## EXERCISE TASK
Below is a block of records; repeat each one exactly.

## SUPPLIED RECORDS
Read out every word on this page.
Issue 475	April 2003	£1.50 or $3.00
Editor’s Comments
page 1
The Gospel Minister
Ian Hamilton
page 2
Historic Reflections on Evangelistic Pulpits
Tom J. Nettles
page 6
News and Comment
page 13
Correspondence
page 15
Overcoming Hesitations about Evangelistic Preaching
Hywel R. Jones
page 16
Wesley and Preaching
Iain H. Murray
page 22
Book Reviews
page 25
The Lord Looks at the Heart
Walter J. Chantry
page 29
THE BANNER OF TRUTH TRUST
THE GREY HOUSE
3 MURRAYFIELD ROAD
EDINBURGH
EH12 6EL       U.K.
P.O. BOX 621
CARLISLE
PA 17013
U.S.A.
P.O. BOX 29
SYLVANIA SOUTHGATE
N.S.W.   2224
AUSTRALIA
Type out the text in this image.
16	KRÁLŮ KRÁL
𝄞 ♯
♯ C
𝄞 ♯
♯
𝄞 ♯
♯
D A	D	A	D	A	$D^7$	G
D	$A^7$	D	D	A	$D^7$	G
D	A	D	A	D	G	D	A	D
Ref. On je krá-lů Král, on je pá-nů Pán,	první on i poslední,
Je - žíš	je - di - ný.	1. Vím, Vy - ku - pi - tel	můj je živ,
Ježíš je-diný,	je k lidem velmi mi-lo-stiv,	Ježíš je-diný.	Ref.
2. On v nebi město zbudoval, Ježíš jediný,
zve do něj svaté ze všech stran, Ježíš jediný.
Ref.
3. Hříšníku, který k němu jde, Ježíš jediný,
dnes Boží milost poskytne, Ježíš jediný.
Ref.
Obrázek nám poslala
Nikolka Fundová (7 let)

## TASK OUTPUT
Read out every word on this page.
Issue 475	April 2003	£1.50 or $3.00
Editor’s Comments
page 1
The Gospel Minister
Ian Hamilton
page 2
Historic Reflections on Evangelistic Pulpits
Tom J. Nettles
page 6
News and Comment
page 13
Correspondence
page 15
Overcoming Hesitations about Evangelistic Preaching
Hywel R. Jones
page 16
Wesley and Preaching
Iain H. Murray
page 22
Book Reviews
page 25
The Lord Looks at the Heart
Walter J. Chantry
page 29
THE BANNER OF TRUTH TRUST
THE GREY HOUSE
3 MURRAYFIELD ROAD
EDINBURGH
EH12 6EL       U.K.
P.O. BOX 621
CARLISLE
PA 17013
U.S.A.
P.O. BOX 29
SYLVANIA SOUTHGATE
N.S.W.   2224
AUSTRALIA
Type out the text in this image.
16	KRÁLŮ KRÁL
𝄞 ♯
♯ C
𝄞 ♯
♯
𝄞 ♯
♯
D A	D	A	D	A	$D^7$	G
D	$A^7$	D	D	A	$D^7$	G
D	A	D	A	D	G	D	A	D
Ref. On je krá-lů Král, on je pá-nů Pán,	první on i poslední,
Je - žíš	je - di - ný.	1. Vím, Vy - ku - pi - tel	můj je živ,
Ježíš je-diný,	je k lidem velmi mi-lo-stiv,	Ježíš je-diný.	Ref.
2. On v nebi město zbudoval, Ježíš jediný,
zve do něj svaté ze všech stran, Ježíš jediný.
Ref.
3. Hříšníku, který k němu jde, Ježíš jediný,
dnes Boží milost poskytne, Ježíš jediný.
Ref.
Obrázek nám poslala
Nikolka Fundová (7 let)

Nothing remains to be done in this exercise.